#### [Task description]
Copy each line in the data that includes the word "указа".

╭──

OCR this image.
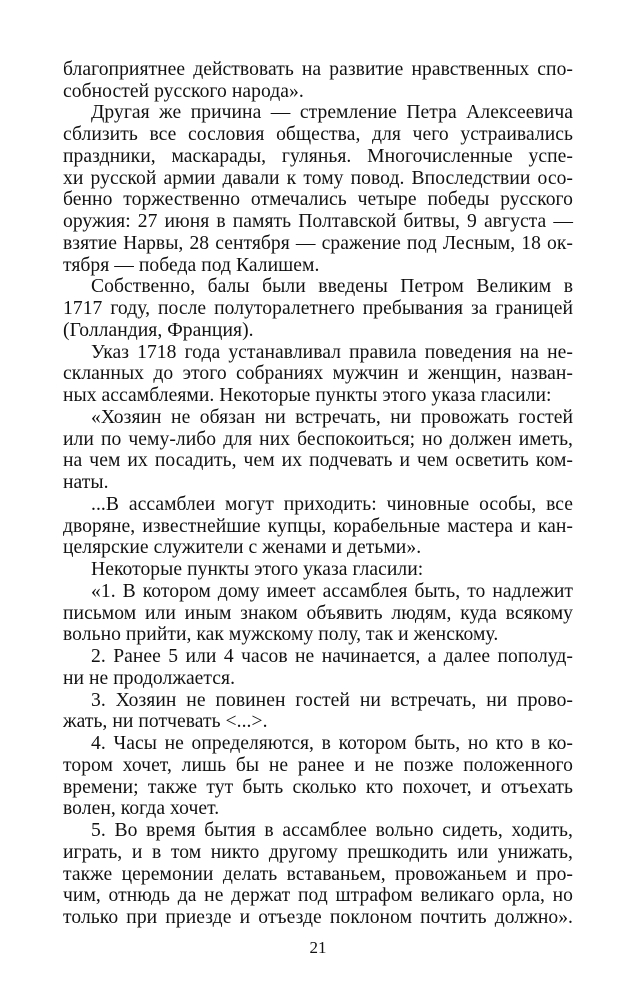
благоприятнее действовать на развитие нравственных спо-
собностей русского народа».
Другая же причина — стремление Петра Алексеевича
сблизить все сословия общества, для чего устраивались
праздники, маскарады, гулянья. Многочисленные успе-
хи русской армии давали к тому повод. Впоследствии осо-
бенно торжественно отмечались четыре победы русского
оружия: 27 июня в память Полтавской битвы, 9 августа —
взятие Нарвы, 28 сентября — сражение под Лесным, 18 ок-
тября — победа под Калишем.
Собственно, балы были введены Петром Великим в
1717 году, после полуторалетнего пребывания за границей
(Голландия, Франция).
Указ 1718 года устанавливал правила поведения на не-
скланных до этого собраниях мужчин и женщин, назван-
ных ассамблеями. Некоторые пункты этого указа гласили:
«Хозяин не обязан ни встречать, ни провожать гостей
или по чему-либо для них беспокоиться; но должен иметь,
на чем их посадить, чем их подчевать и чем осветить ком-
наты.
...В ассамблеи могут приходить: чиновные особы, все
дворяне, известнейшие купцы, корабельные мастера и кан-
целярские служители с женами и детьми».
Некоторые пункты этого указа гласили:
«1. В котором дому имеет ассамблея быть, то надлежит
письмом или иным знаком объявить людям, куда всякому
вольно прийти, как мужскому полу, так и женскому.
2. Ранее 5 или 4 часов не начинается, а далее пополуд-
ни не продолжается.
3. Хозяин не повинен гостей ни встречать, ни прово-
жать, ни потчевать <...>.
4. Часы не определяются, в котором быть, но кто в ко-
тором хочет, лишь бы не ранее и не позже положенного
времени; также тут быть сколько кто похочет, и отъехать
волен, когда хочет.
5. Во время бытия в ассамблее вольно сидеть, ходить,
играть, и в том никто другому прешкодить или унижать,
также церемонии делать вставаньем, провожаньем и про-
чим, отнюдь да не держат под штрафом великаго орла, но
только при приезде и отъезде поклоном почтить должно».
21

╰──

#### [Exercise result]
ных ассамблеями. Некоторые пункты этого указа гласили:
Некоторые пункты этого указа гласили:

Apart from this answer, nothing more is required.